◆ **Exercise description**
Name every purpose that, according to the passage on Neuschwanstein Castle, castles had served as functional buildings up to that time.

◆ **Page**
##########
The reasons are at least twofold:
Firstly, the king was very possessive of Neuschwanstein Castle. Not only should no one else ever enter, let alone live in it. There was also a rumor that Ludwig II had decreed that Neuschwanstein Castle was to be blown up after his death. Since German leaders like to go a little crazy when their careers come to an end, such an overreaction could not be ruled out.
Second, although the Bavarian government found Neuschwanstein aesthetically and financially dreadful, it already had new plans for the magnificent building.
Until then, castles had been functional buildings that served defensive, accommodation, government or at least representative purposes. An old castle could house a district court or a high school if necessary. Neuschwanstein, however, was not suitable for any of these purposes, because the border to Austria was already defended by the Alps – and anyway: who is afraid of Austria? -, and because nobody lived near the castle. Furthermore, a courthouse or other office building that could not be reached for a few months due to deep snow was impractical.
So what to do with Neuschwanstein? To use it as a movie set was the obvious and good idea until a boring official pointed out that cinematography had not been invented in 1886.
##########
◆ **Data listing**
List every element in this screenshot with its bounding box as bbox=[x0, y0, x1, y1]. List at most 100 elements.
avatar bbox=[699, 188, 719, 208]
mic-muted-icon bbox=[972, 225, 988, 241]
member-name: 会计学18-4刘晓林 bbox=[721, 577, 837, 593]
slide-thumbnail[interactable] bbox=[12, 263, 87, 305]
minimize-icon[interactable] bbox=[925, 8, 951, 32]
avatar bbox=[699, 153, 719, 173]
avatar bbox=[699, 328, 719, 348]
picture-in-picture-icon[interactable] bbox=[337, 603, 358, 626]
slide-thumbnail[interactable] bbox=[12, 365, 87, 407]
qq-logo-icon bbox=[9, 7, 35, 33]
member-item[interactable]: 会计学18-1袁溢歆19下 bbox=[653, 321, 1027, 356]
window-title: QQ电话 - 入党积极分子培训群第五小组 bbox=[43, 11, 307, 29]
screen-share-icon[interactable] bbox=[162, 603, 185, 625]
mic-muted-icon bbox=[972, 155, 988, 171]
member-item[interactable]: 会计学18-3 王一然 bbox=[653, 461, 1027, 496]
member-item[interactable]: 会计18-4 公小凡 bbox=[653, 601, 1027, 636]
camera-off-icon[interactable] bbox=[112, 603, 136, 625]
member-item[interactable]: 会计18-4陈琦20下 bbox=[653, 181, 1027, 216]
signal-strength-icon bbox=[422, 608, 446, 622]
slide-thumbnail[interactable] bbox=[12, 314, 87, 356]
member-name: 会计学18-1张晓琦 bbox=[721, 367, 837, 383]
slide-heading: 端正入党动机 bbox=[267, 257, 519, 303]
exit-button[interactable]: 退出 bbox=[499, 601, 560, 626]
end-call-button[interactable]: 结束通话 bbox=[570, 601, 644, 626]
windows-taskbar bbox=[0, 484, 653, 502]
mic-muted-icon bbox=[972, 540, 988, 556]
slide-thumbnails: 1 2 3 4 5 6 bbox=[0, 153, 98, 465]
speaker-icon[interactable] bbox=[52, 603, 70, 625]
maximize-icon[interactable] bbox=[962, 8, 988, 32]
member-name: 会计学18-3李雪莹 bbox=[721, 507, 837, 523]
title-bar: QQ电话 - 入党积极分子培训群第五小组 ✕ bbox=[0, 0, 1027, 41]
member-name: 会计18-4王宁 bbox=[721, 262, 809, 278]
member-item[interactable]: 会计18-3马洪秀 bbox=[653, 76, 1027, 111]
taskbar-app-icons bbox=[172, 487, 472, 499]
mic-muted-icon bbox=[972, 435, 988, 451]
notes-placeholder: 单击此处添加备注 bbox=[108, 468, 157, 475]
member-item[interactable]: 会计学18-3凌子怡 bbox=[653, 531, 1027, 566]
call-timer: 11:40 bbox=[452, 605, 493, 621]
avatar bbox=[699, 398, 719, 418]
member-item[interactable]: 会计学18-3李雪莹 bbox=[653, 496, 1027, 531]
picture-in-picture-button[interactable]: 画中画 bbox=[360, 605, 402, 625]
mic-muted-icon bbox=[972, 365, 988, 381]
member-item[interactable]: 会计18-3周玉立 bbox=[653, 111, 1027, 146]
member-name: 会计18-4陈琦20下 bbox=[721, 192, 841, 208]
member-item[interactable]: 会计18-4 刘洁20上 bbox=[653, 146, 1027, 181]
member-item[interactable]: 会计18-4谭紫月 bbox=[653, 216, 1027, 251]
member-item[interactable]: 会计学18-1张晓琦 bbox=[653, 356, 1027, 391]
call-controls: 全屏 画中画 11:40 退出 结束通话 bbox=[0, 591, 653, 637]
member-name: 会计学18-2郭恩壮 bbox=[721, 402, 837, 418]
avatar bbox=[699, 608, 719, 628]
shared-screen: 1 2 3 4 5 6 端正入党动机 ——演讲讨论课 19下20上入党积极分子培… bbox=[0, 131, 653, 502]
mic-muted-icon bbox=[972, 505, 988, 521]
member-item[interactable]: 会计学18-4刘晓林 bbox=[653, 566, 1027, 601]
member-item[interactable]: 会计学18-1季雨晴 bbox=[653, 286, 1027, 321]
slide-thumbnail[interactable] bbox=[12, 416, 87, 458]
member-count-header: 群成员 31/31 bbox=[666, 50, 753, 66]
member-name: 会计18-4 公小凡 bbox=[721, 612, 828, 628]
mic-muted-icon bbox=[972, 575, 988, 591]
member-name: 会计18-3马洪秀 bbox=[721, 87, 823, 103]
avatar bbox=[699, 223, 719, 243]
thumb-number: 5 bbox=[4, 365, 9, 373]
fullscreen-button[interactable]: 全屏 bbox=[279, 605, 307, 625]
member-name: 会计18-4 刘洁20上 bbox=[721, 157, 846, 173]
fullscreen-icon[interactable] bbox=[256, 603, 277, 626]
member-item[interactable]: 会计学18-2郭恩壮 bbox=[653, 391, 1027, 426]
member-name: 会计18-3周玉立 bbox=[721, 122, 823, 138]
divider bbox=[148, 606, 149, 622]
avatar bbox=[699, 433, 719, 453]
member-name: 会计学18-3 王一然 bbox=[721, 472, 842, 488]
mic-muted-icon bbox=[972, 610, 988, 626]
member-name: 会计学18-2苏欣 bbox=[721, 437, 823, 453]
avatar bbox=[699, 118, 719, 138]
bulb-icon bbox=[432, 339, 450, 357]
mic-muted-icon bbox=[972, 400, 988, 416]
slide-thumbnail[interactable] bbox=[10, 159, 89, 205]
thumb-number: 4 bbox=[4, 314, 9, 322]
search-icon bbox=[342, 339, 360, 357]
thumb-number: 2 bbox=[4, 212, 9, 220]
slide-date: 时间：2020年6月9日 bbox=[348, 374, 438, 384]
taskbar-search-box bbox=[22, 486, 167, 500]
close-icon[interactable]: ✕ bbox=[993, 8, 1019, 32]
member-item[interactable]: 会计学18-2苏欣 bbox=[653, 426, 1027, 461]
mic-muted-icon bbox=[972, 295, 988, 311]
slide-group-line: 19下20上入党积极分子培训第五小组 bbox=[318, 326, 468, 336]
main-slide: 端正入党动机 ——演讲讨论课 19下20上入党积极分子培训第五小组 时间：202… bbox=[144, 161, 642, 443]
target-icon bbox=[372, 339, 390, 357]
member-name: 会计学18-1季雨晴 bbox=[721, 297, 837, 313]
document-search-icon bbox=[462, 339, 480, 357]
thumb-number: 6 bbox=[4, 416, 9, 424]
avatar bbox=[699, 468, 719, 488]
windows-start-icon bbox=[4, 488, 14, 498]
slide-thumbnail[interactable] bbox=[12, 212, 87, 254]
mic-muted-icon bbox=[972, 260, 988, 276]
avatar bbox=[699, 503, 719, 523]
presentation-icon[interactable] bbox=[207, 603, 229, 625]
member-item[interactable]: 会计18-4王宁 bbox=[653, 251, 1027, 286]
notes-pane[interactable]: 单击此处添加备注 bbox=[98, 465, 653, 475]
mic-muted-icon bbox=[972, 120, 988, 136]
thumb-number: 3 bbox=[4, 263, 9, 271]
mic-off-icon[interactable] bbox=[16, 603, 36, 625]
##########
◆ **The reply**
Defensive, accommodation, government, representative